-- BEGIN Dataset extract --

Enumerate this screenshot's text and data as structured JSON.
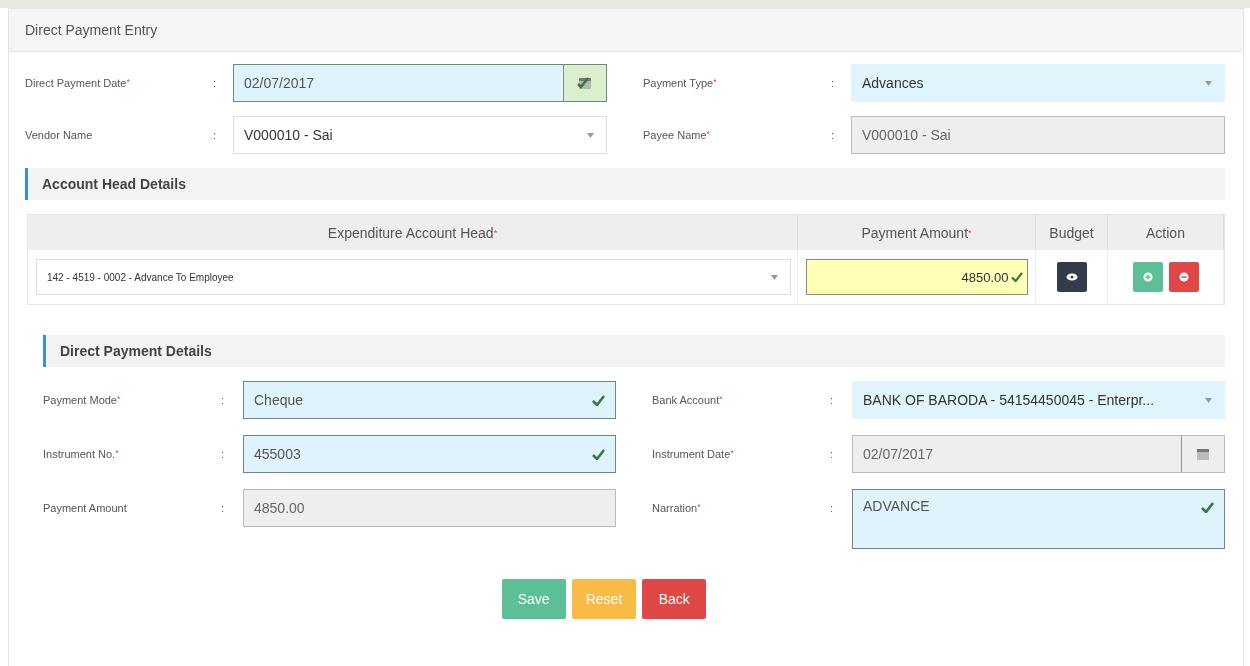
{
  "panel": {
    "title": "Direct Payment Entry"
  },
  "header_fields": [
    {
      "label": "Direct Payment Date",
      "mark": "*",
      "separator": ":",
      "value": "02/07/2017",
      "kind": "date",
      "filled": true,
      "valid": true,
      "readonly": false
    },
    {
      "label": "Payment Type",
      "mark": "*",
      "separator": ":",
      "value": "Advances",
      "kind": "select",
      "filled": true,
      "valid": false,
      "readonly": false
    },
    {
      "label": "Vendor Name",
      "separator": ":",
      "value": "V000010 - Sai",
      "kind": "select",
      "filled": false,
      "valid": false,
      "readonly": false
    },
    {
      "label": "Payee Name",
      "mark": "*",
      "separator": ":",
      "value": "V000010 - Sai",
      "kind": "text",
      "filled": false,
      "valid": false,
      "readonly": true
    }
  ],
  "account_head": {
    "title": "Account Head Details",
    "columns": [
      {
        "label": "Expenditure Account Head",
        "mark": "*"
      },
      {
        "label": "Payment Amount",
        "mark": "*"
      },
      {
        "label": "Budget"
      },
      {
        "label": "Action"
      }
    ],
    "rows": [
      {
        "account_head": "142 - 4519 - 0002 - Advance To Employee",
        "amount": "4850.00"
      }
    ]
  },
  "payment_details": {
    "title": "Direct Payment Details",
    "fields": [
      {
        "label": "Payment Mode",
        "mark": "*",
        "separator": ":",
        "value": "Cheque",
        "kind": "text",
        "filled": true,
        "valid": true,
        "readonly": false
      },
      {
        "label": "Bank Account",
        "mark": "*",
        "separator": ":",
        "value": "BANK OF BARODA - 54154450045 - Enterpr...",
        "kind": "select",
        "filled": true,
        "valid": false,
        "readonly": false
      },
      {
        "label": "Instrument No.",
        "mark": "*",
        "separator": ":",
        "value": "455003",
        "kind": "text",
        "filled": true,
        "valid": true,
        "readonly": false
      },
      {
        "label": "Instrument Date",
        "mark": "*",
        "separator": ":",
        "value": "02/07/2017",
        "kind": "date",
        "filled": false,
        "valid": false,
        "readonly": true
      },
      {
        "label": "Payment Amount",
        "separator": ":",
        "value": "4850.00",
        "kind": "text",
        "filled": false,
        "valid": false,
        "readonly": true
      },
      {
        "label": "Narration",
        "mark": "*",
        "separator": ":",
        "value": "ADVANCE",
        "kind": "textarea",
        "filled": true,
        "valid": true,
        "readonly": false
      }
    ]
  },
  "buttons": [
    {
      "label": "Save",
      "kind": "save"
    },
    {
      "label": "Reset",
      "kind": "reset"
    },
    {
      "label": "Back",
      "kind": "back"
    }
  ]
}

-- END Dataset extract --

**What to produce**
Leave the pictures out and print the records above exactly as they stand.

**Written answer**
Enumerate this screenshot's text and data as structured JSON.
{
  "panel": {
    "title": "Direct Payment Entry"
  },
  "header_fields": [
    {
      "label": "Direct Payment Date",
      "mark": "*",
      "separator": ":",
      "value": "02/07/2017",
      "kind": "date",
      "filled": true,
      "valid": true,
      "readonly": false
    },
    {
      "label": "Payment Type",
      "mark": "*",
      "separator": ":",
      "value": "Advances",
      "kind": "select",
      "filled": true,
      "valid": false,
      "readonly": false
    },
    {
      "label": "Vendor Name",
      "separator": ":",
      "value": "V000010 - Sai",
      "kind": "select",
      "filled": false,
      "valid": false,
      "readonly": false
    },
    {
      "label": "Payee Name",
      "mark": "*",
      "separator": ":",
      "value": "V000010 - Sai",
      "kind": "text",
      "filled": false,
      "valid": false,
      "readonly": true
    }
  ],
  "account_head": {
    "title": "Account Head Details",
    "columns": [
      {
        "label": "Expenditure Account Head",
        "mark": "*"
      },
      {
        "label": "Payment Amount",
        "mark": "*"
      },
      {
        "label": "Budget"
      },
      {
        "label": "Action"
      }
    ],
    "rows": [
      {
        "account_head": "142 - 4519 - 0002 - Advance To Employee",
        "amount": "4850.00"
      }
    ]
  },
  "payment_details": {
    "title": "Direct Payment Details",
    "fields": [
      {
        "label": "Payment Mode",
        "mark": "*",
        "separator": ":",
        "value": "Cheque",
        "kind": "text",
        "filled": true,
        "valid": true,
        "readonly": false
      },
      {
        "label": "Bank Account",
        "mark": "*",
        "separator": ":",
        "value": "BANK OF BARODA - 54154450045 - Enterpr...",
        "kind": "select",
        "filled": true,
        "valid": false,
        "readonly": false
      },
      {
        "label": "Instrument No.",
        "mark": "*",
        "separator": ":",
        "value": "455003",
        "kind": "text",
        "filled": true,
        "valid": true,
        "readonly": false
      },
      {
        "label": "Instrument Date",
        "mark": "*",
        "separator": ":",
        "value": "02/07/2017",
        "kind": "date",
        "filled": false,
        "valid": false,
        "readonly": true
      },
      {
        "label": "Payment Amount",
        "separator": ":",
        "value": "4850.00",
        "kind": "text",
        "filled": false,
        "valid": false,
        "readonly": true
      },
      {
        "label": "Narration",
        "mark": "*",
        "separator": ":",
        "value": "ADVANCE",
        "kind": "textarea",
        "filled": true,
        "valid": true,
        "readonly": false
      }
    ]
  },
  "buttons": [
    {
      "label": "Save",
      "kind": "save"
    },
    {
      "label": "Reset",
      "kind": "reset"
    },
    {
      "label": "Back",
      "kind": "back"
    }
  ]
}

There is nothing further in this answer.